**TO BE DONE:** Every entry that follows should be repeated exactly; drop the images.
▼
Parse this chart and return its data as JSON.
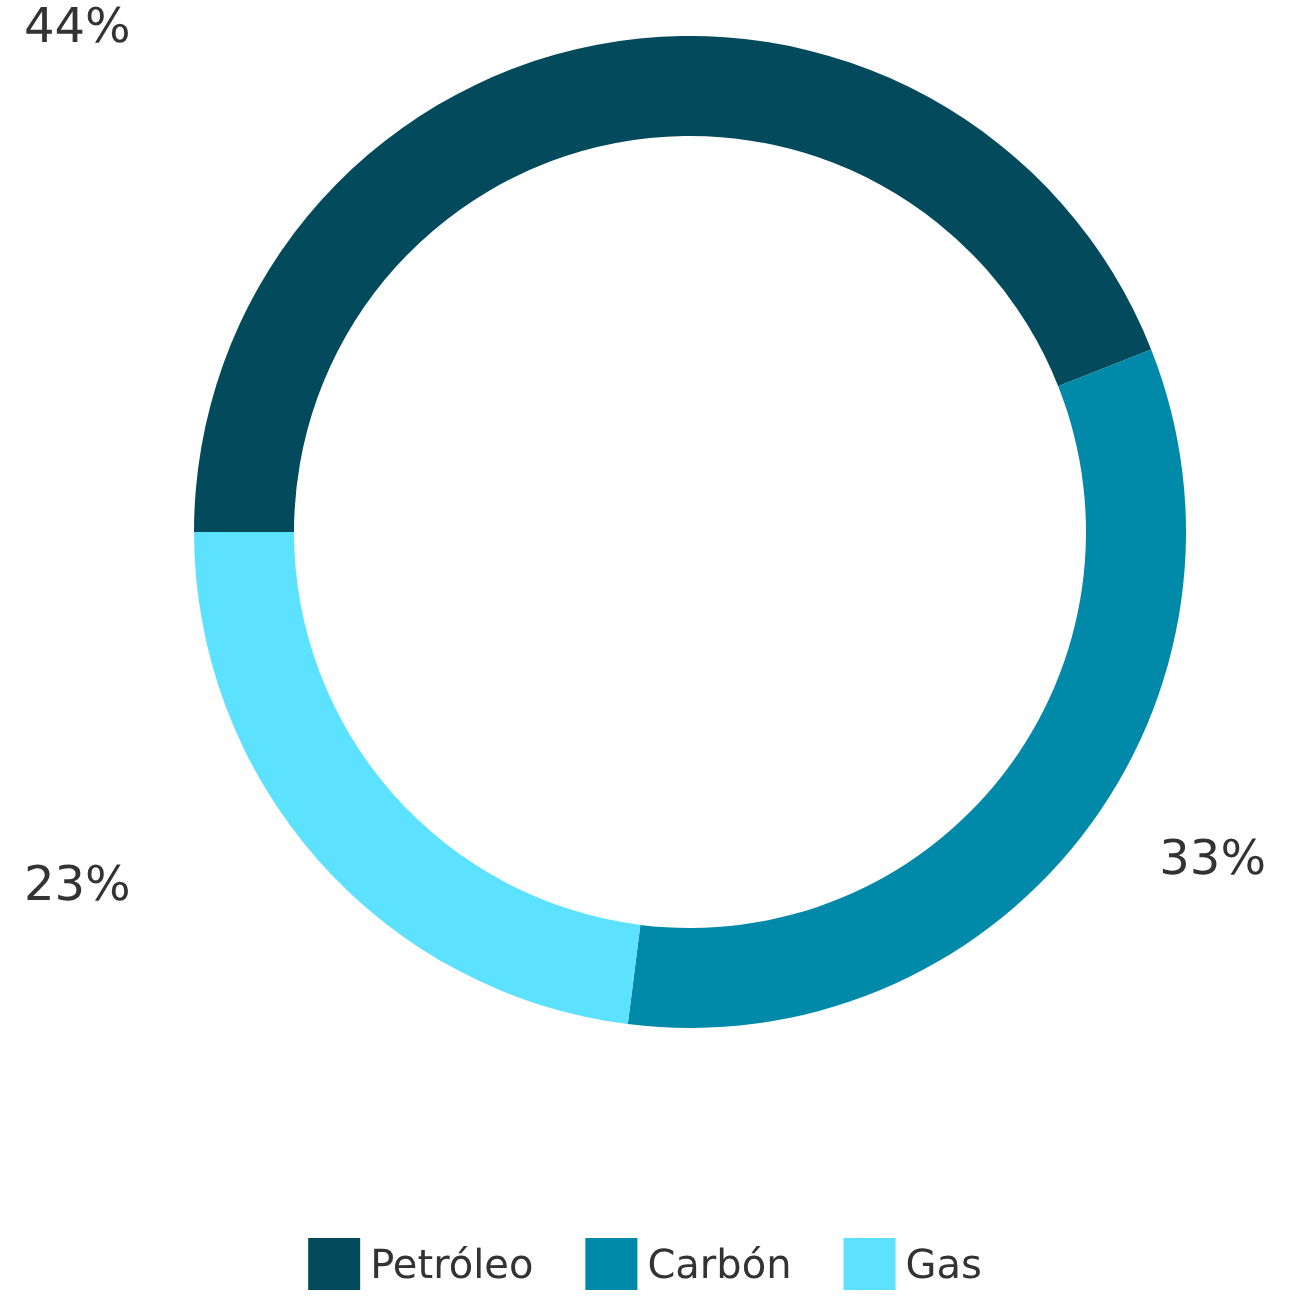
{
  "chart_data": {
    "type": "donut",
    "categories": [
      "Petróleo",
      "Carbón",
      "Gas"
    ],
    "values": [
      44,
      33,
      23
    ],
    "colors": [
      "#034b5c",
      "#0089a8",
      "#5ce1ff"
    ],
    "value_labels": [
      "44%",
      "33%",
      "23%"
    ],
    "legend": "bottom"
  }
}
▲
**SOLUTION:**
Parse this chart and return its data as JSON.
{
  "chart_data": {
    "type": "donut",
    "categories": [
      "Petróleo",
      "Carbón",
      "Gas"
    ],
    "values": [
      44,
      33,
      23
    ],
    "colors": [
      "#034b5c",
      "#0089a8",
      "#5ce1ff"
    ],
    "value_labels": [
      "44%",
      "33%",
      "23%"
    ],
    "legend": "bottom"
  }
}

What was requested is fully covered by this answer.